Write out the listing beneath this instruction in its entirety, exactly as it reads.

Records about charts and figures:
* BEGIN *

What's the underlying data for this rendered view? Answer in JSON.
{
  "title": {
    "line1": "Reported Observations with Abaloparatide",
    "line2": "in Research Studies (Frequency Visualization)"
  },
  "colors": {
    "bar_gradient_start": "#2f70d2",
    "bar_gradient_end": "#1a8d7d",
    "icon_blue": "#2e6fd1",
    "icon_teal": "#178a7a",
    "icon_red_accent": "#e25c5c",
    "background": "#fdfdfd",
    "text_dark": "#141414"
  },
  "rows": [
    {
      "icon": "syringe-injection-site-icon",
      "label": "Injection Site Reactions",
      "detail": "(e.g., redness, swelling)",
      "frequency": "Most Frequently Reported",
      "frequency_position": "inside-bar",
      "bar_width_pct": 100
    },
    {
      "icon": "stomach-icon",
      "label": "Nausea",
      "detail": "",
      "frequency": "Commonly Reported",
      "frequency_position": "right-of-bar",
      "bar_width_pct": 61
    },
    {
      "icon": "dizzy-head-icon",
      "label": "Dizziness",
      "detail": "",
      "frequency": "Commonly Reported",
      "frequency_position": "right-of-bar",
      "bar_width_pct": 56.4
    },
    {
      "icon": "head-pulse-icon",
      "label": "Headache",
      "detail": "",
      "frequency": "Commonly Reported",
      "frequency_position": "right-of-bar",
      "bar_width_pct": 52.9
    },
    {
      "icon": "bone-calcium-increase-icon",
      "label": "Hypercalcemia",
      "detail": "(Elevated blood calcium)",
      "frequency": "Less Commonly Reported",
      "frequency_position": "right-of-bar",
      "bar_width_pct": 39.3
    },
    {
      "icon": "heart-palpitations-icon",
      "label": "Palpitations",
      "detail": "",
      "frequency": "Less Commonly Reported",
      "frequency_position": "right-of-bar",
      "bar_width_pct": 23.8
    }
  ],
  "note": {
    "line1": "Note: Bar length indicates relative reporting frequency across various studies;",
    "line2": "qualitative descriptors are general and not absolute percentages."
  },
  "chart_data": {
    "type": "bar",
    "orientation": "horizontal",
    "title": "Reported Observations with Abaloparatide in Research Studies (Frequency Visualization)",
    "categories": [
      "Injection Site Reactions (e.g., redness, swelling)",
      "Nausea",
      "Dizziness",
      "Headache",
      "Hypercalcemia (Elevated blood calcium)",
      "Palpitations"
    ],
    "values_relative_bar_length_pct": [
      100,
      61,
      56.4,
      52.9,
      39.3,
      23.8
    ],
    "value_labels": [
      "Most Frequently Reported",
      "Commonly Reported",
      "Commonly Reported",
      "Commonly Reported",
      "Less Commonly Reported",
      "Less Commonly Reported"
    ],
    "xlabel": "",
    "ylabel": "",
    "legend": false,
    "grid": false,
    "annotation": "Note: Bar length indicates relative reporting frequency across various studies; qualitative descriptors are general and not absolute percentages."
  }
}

* END *

▶ _WRITTEN SOLUTION_:
What's the underlying data for this rendered view? Answer in JSON.
{
  "title": {
    "line1": "Reported Observations with Abaloparatide",
    "line2": "in Research Studies (Frequency Visualization)"
  },
  "colors": {
    "bar_gradient_start": "#2f70d2",
    "bar_gradient_end": "#1a8d7d",
    "icon_blue": "#2e6fd1",
    "icon_teal": "#178a7a",
    "icon_red_accent": "#e25c5c",
    "background": "#fdfdfd",
    "text_dark": "#141414"
  },
  "rows": [
    {
      "icon": "syringe-injection-site-icon",
      "label": "Injection Site Reactions",
      "detail": "(e.g., redness, swelling)",
      "frequency": "Most Frequently Reported",
      "frequency_position": "inside-bar",
      "bar_width_pct": 100
    },
    {
      "icon": "stomach-icon",
      "label": "Nausea",
      "detail": "",
      "frequency": "Commonly Reported",
      "frequency_position": "right-of-bar",
      "bar_width_pct": 61
    },
    {
      "icon": "dizzy-head-icon",
      "label": "Dizziness",
      "detail": "",
      "frequency": "Commonly Reported",
      "frequency_position": "right-of-bar",
      "bar_width_pct": 56.4
    },
    {
      "icon": "head-pulse-icon",
      "label": "Headache",
      "detail": "",
      "frequency": "Commonly Reported",
      "frequency_position": "right-of-bar",
      "bar_width_pct": 52.9
    },
    {
      "icon": "bone-calcium-increase-icon",
      "label": "Hypercalcemia",
      "detail": "(Elevated blood calcium)",
      "frequency": "Less Commonly Reported",
      "frequency_position": "right-of-bar",
      "bar_width_pct": 39.3
    },
    {
      "icon": "heart-palpitations-icon",
      "label": "Palpitations",
      "detail": "",
      "frequency": "Less Commonly Reported",
      "frequency_position": "right-of-bar",
      "bar_width_pct": 23.8
    }
  ],
  "note": {
    "line1": "Note: Bar length indicates relative reporting frequency across various studies;",
    "line2": "qualitative descriptors are general and not absolute percentages."
  },
  "chart_data": {
    "type": "bar",
    "orientation": "horizontal",
    "title": "Reported Observations with Abaloparatide in Research Studies (Frequency Visualization)",
    "categories": [
      "Injection Site Reactions (e.g., redness, swelling)",
      "Nausea",
      "Dizziness",
      "Headache",
      "Hypercalcemia (Elevated blood calcium)",
      "Palpitations"
    ],
    "values_relative_bar_length_pct": [
      100,
      61,
      56.4,
      52.9,
      39.3,
      23.8
    ],
    "value_labels": [
      "Most Frequently Reported",
      "Commonly Reported",
      "Commonly Reported",
      "Commonly Reported",
      "Less Commonly Reported",
      "Less Commonly Reported"
    ],
    "xlabel": "",
    "ylabel": "",
    "legend": false,
    "grid": false,
    "annotation": "Note: Bar length indicates relative reporting frequency across various studies; qualitative descriptors are general and not absolute percentages."
  }
}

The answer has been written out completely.